[Provided data — start]
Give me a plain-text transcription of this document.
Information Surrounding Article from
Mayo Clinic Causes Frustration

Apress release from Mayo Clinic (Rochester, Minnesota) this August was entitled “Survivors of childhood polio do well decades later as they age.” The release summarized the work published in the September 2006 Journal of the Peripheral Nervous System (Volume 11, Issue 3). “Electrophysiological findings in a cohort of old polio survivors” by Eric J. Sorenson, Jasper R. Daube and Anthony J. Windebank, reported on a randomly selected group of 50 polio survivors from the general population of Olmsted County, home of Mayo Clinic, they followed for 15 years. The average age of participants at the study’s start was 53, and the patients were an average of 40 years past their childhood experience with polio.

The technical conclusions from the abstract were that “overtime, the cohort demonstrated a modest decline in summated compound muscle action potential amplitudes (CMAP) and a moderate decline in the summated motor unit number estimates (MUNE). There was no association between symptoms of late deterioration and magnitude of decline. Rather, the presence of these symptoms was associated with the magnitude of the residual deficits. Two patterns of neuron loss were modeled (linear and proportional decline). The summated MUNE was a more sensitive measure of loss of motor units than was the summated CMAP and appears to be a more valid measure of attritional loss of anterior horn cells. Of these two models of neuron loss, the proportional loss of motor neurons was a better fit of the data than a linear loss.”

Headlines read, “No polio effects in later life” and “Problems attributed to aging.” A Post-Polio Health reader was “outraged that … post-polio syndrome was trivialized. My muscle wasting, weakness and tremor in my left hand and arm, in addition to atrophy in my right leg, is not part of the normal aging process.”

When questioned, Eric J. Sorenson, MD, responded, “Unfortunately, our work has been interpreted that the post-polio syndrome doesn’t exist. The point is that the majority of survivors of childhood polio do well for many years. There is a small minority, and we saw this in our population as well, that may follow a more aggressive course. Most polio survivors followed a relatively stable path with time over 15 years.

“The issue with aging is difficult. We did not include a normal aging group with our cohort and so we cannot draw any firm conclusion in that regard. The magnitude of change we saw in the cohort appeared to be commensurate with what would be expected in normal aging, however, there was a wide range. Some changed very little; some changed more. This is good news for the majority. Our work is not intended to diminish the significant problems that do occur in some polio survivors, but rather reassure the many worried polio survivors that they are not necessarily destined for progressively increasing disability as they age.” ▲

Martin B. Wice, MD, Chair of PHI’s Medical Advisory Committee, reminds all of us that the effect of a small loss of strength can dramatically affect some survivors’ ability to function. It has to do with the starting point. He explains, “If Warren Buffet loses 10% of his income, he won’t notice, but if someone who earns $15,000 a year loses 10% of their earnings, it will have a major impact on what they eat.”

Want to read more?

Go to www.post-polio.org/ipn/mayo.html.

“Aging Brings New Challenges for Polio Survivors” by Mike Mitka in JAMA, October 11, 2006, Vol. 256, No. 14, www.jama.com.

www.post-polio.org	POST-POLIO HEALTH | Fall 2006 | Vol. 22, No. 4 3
[Provided data — finish]
In the entries above, count each line that includes "read" and report the total with no other text.

- Answer for the task -
2